■ Problem requirements ■
Show every line below where "CodeFile" can be found.

■ Records provided ■

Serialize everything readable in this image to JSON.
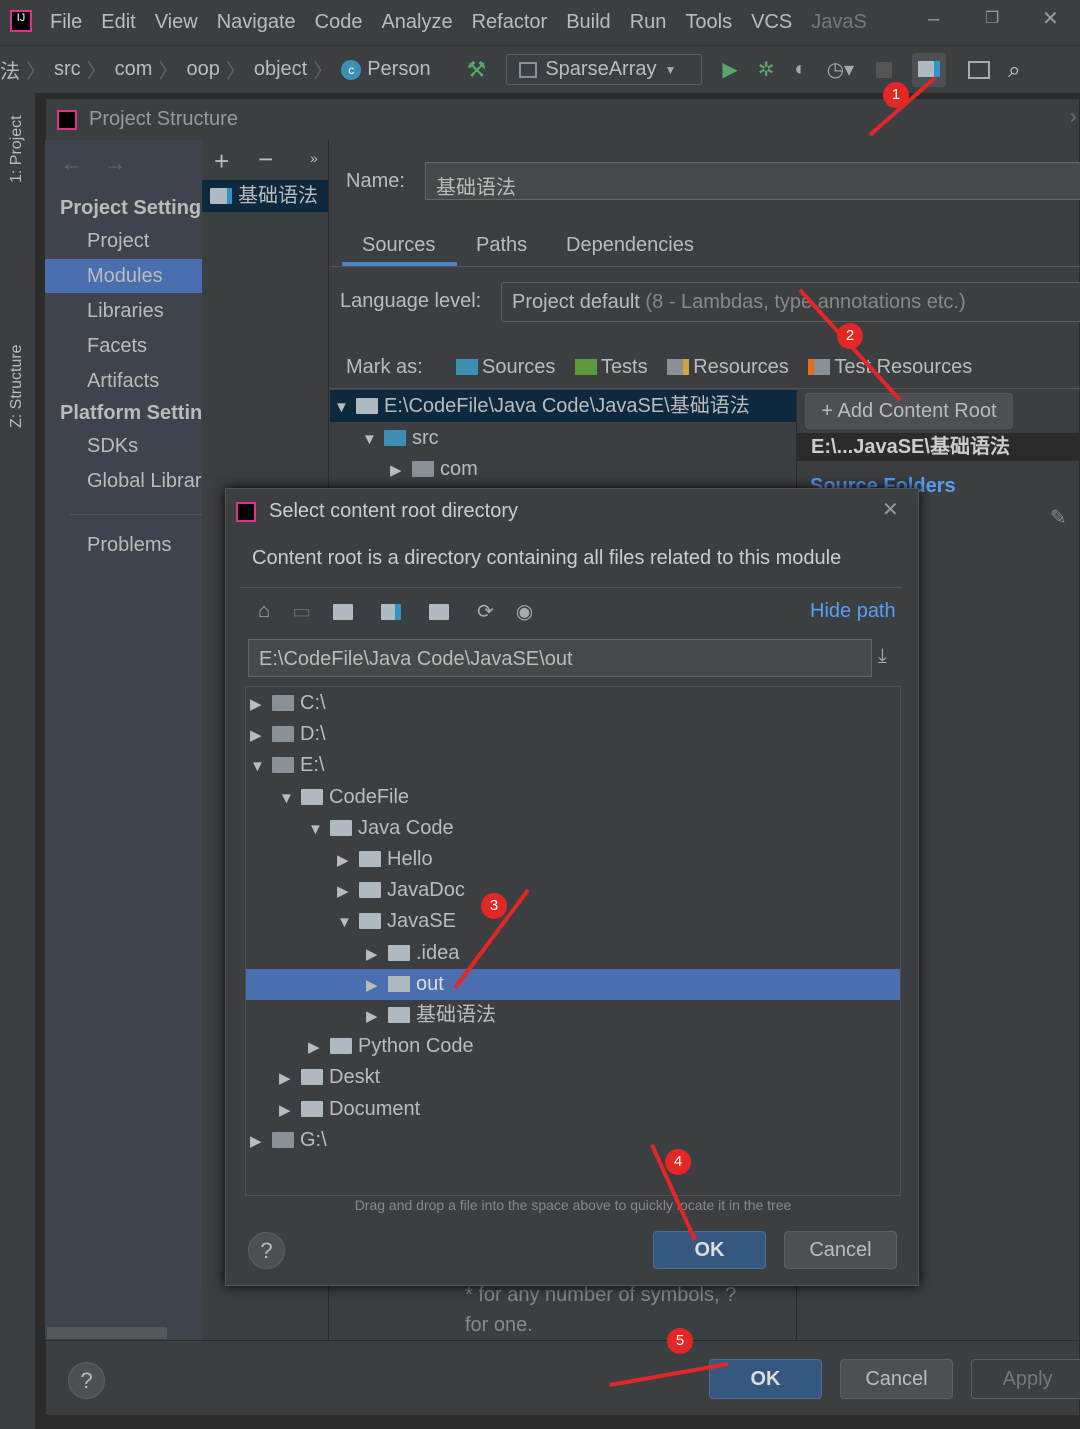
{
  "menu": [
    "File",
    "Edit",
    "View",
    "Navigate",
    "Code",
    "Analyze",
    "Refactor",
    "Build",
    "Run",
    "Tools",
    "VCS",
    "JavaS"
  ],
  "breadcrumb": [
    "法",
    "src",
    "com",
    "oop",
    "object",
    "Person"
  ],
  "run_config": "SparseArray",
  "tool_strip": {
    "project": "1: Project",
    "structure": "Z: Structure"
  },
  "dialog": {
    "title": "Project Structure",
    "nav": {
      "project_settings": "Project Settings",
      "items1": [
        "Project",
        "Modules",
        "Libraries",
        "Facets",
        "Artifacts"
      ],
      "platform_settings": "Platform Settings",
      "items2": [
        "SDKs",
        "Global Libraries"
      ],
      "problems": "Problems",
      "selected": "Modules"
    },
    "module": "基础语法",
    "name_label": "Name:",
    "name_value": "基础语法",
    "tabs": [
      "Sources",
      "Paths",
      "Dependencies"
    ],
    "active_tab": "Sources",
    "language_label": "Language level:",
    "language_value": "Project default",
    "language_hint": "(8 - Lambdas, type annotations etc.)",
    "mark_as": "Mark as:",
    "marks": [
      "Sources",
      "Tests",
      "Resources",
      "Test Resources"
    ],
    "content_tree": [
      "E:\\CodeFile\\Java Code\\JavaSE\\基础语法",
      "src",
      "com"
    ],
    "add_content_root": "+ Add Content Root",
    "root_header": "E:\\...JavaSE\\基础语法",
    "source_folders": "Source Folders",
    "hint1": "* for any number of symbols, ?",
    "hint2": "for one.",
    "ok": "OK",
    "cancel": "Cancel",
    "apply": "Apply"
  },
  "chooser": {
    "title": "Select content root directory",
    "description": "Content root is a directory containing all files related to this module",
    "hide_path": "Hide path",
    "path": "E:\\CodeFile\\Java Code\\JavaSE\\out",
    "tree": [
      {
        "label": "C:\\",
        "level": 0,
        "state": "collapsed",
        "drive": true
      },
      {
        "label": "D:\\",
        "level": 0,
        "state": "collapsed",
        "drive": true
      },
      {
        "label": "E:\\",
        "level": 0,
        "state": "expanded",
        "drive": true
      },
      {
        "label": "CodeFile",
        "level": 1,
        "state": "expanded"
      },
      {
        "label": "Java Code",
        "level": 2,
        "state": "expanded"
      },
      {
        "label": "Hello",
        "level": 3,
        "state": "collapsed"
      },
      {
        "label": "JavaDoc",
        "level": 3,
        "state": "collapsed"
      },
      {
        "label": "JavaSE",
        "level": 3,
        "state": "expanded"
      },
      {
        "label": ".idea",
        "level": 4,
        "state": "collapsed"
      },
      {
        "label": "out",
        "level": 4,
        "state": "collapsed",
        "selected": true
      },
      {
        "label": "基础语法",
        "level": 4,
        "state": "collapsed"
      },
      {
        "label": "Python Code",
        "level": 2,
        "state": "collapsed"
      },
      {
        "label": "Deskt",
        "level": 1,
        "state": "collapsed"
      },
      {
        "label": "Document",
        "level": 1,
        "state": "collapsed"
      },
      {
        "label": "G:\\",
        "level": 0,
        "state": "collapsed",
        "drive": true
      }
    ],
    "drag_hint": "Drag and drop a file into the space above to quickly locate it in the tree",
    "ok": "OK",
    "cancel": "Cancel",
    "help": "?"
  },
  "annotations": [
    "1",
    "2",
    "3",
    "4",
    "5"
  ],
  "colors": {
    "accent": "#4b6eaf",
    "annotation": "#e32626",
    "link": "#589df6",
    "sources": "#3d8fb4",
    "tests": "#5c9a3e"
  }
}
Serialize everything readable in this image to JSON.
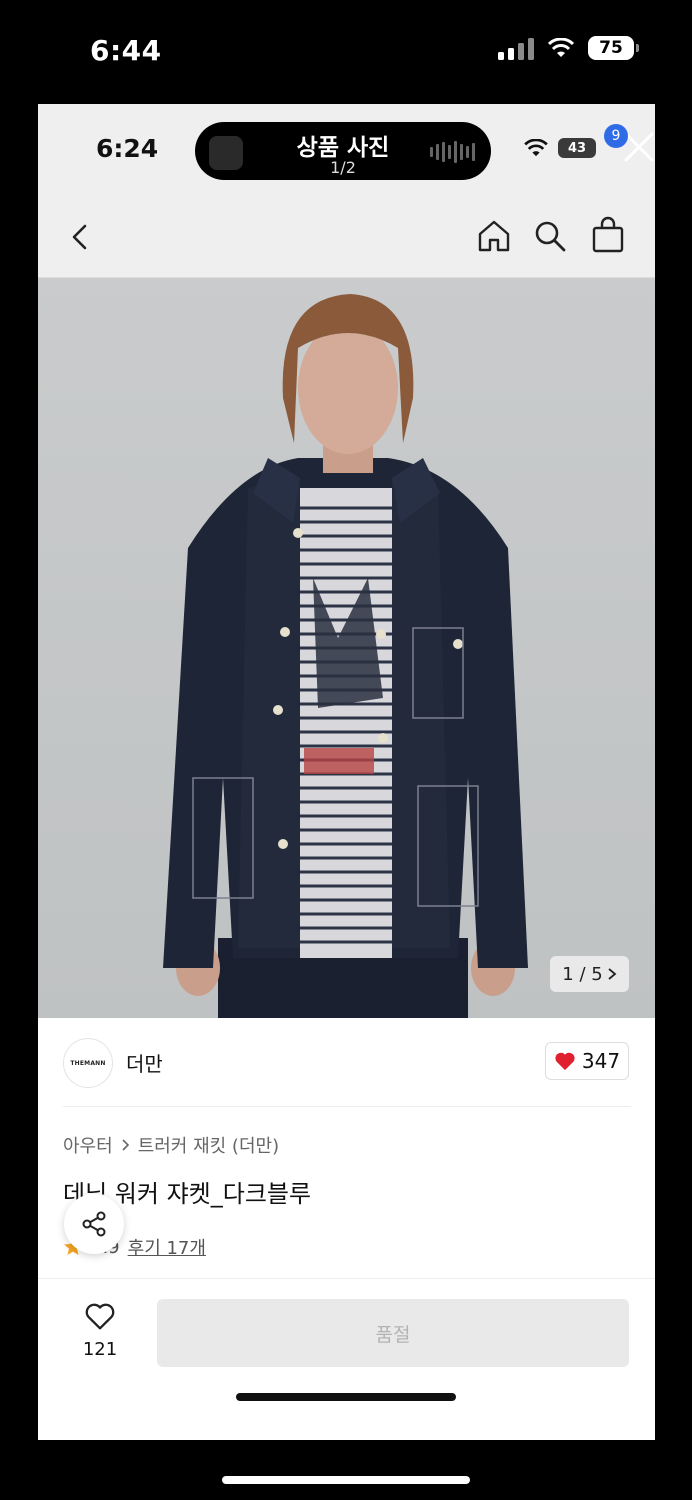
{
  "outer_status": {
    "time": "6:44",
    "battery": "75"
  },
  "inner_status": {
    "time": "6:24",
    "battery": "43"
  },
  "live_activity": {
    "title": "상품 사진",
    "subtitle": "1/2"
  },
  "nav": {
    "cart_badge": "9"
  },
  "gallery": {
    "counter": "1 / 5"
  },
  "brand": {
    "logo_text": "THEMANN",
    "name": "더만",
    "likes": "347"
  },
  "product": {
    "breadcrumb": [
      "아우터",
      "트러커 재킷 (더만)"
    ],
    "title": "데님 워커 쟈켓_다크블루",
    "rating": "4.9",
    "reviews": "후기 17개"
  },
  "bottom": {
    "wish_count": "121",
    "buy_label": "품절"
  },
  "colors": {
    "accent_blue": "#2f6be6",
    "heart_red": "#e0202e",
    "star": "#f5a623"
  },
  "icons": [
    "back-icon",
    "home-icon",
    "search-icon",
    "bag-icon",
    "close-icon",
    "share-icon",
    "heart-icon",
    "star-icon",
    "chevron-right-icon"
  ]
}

■ Result ■
      "E:\\CodeFile\\Java Code\\JavaSE\\基础语法",
    "path": "E:\\CodeFile\\Java Code\\JavaSE\\out",
        "label": "CodeFile",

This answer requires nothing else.